ITEMS:
────

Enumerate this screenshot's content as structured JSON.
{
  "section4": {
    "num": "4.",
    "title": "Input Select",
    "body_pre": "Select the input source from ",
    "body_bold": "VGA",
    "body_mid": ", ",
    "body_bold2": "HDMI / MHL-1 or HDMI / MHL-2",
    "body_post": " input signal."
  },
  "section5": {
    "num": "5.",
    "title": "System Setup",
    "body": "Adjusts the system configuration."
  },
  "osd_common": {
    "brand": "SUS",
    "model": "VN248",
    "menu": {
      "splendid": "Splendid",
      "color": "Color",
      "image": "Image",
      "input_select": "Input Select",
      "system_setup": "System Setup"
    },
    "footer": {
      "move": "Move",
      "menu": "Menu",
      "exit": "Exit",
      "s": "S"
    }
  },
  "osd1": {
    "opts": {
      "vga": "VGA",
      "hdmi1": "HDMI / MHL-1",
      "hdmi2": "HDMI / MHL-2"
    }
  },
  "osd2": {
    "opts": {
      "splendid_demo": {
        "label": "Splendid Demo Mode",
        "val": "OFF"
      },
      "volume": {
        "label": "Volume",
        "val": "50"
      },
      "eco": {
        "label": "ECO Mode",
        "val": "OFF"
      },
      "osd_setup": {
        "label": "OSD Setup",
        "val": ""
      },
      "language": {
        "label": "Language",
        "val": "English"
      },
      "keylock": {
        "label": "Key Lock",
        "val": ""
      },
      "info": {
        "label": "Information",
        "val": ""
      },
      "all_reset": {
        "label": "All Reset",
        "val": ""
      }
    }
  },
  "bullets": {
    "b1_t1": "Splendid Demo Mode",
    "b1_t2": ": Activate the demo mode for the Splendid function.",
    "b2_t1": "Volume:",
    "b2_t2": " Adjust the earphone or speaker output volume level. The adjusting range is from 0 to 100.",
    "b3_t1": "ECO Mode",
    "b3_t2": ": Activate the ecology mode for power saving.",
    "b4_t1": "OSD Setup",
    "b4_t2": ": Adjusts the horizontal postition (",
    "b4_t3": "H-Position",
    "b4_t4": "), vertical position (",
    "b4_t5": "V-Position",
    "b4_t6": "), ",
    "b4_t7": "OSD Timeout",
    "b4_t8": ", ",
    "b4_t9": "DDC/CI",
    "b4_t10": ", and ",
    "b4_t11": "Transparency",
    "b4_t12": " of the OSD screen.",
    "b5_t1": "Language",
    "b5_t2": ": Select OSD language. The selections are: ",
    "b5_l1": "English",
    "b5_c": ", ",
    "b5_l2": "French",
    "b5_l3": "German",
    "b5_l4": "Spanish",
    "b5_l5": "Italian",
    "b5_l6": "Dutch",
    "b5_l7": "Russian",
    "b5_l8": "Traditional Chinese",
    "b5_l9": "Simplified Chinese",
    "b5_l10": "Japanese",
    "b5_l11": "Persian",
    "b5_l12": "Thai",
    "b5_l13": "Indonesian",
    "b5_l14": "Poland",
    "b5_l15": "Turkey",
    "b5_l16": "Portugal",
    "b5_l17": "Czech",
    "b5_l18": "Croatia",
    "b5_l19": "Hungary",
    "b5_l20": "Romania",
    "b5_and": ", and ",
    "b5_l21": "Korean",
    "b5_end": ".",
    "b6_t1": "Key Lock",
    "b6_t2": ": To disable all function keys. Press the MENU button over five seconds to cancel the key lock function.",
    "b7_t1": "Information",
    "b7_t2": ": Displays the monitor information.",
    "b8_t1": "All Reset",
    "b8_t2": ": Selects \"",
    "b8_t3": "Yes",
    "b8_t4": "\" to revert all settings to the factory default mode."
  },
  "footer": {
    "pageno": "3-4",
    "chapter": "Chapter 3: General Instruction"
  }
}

────

TASK BRIEF: Check each line above for the word "from" and say how many have it, with nothing else.

TASK RESULT: 2